Leave out the pictures and restate the rest of the data exactly.

(A run of records)
---------------
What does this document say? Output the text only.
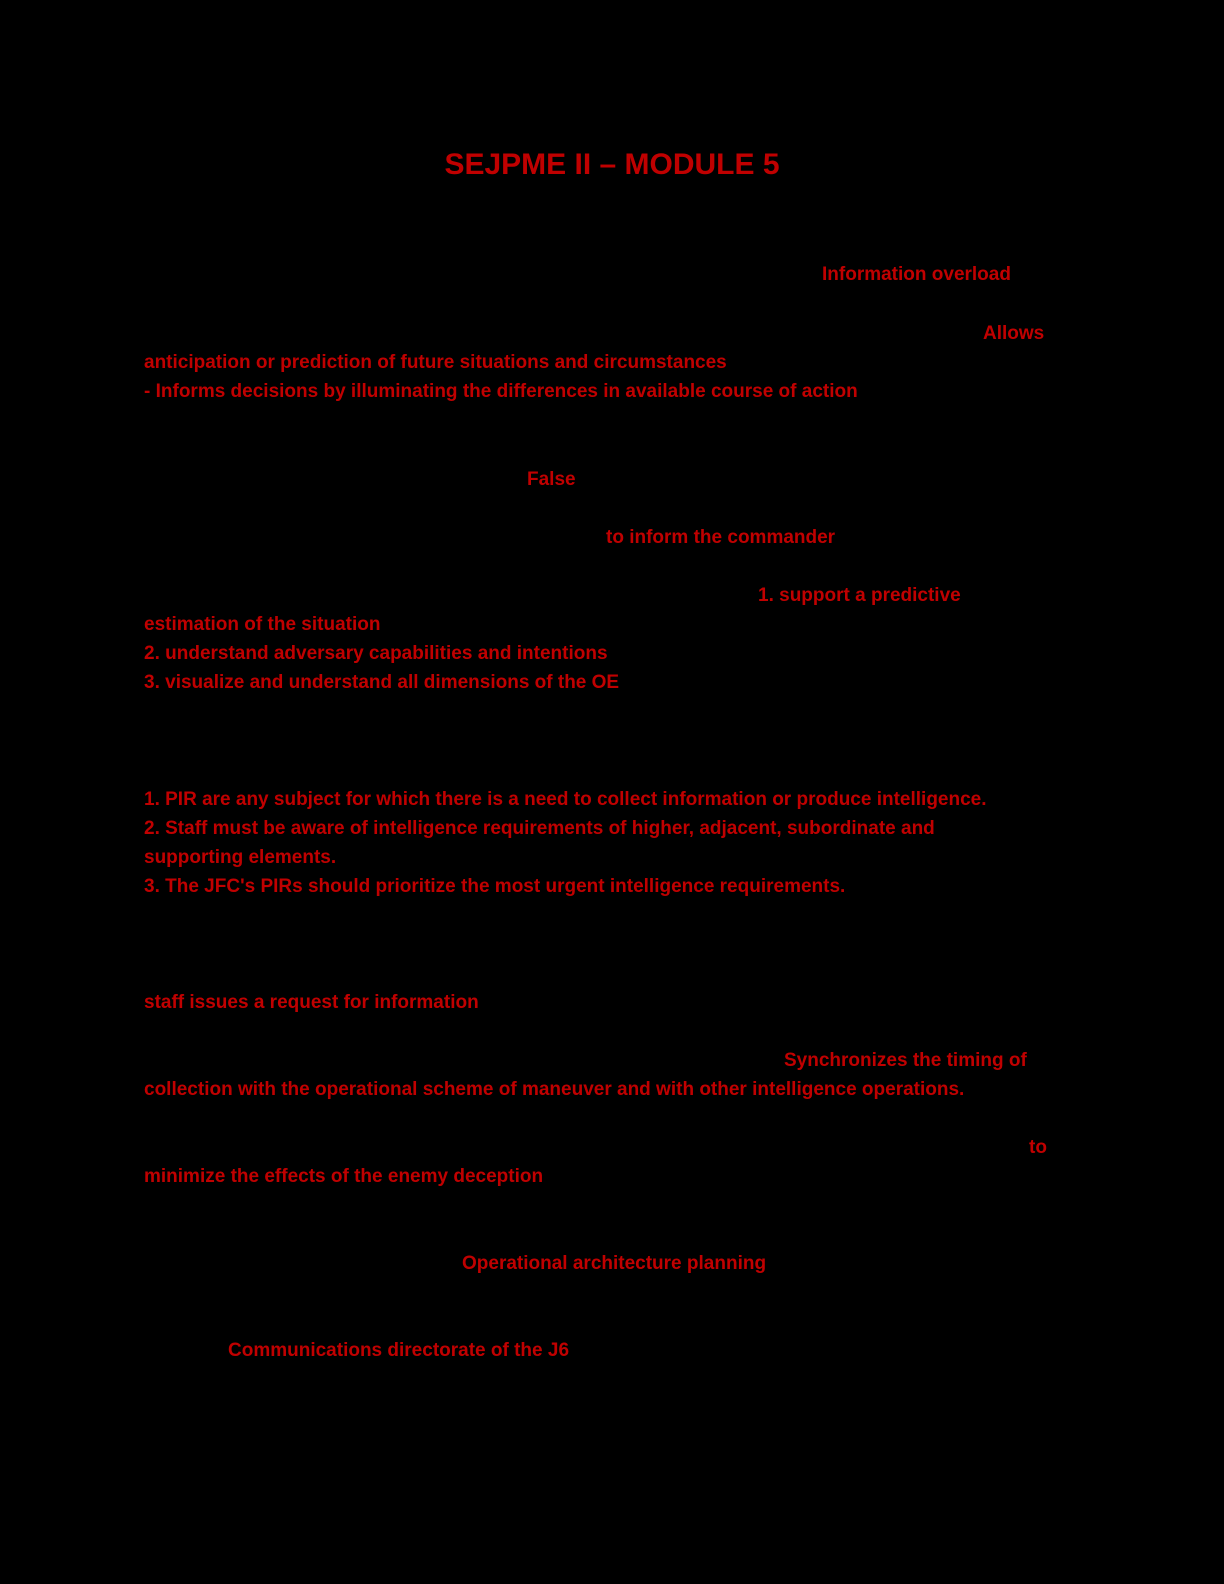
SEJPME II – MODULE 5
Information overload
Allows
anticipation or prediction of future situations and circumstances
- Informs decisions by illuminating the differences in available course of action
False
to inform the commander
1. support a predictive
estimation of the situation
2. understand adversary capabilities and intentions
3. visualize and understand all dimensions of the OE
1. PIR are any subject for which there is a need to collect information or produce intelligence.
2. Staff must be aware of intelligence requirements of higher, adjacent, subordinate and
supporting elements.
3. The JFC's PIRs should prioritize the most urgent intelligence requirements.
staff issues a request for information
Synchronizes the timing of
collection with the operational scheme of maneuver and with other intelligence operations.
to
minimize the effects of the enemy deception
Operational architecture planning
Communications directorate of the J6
---------------
• Solution:
What does this document say? Output the text only.
SEJPME II – MODULE 5
Information overload
Allows
anticipation or prediction of future situations and circumstances
- Informs decisions by illuminating the differences in available course of action
False
to inform the commander
1. support a predictive
estimation of the situation
2. understand adversary capabilities and intentions
3. visualize and understand all dimensions of the OE
1. PIR are any subject for which there is a need to collect information or produce intelligence.
2. Staff must be aware of intelligence requirements of higher, adjacent, subordinate and
supporting elements.
3. The JFC's PIRs should prioritize the most urgent intelligence requirements.
staff issues a request for information
Synchronizes the timing of
collection with the operational scheme of maneuver and with other intelligence operations.
to
minimize the effects of the enemy deception
Operational architecture planning
Communications directorate of the J6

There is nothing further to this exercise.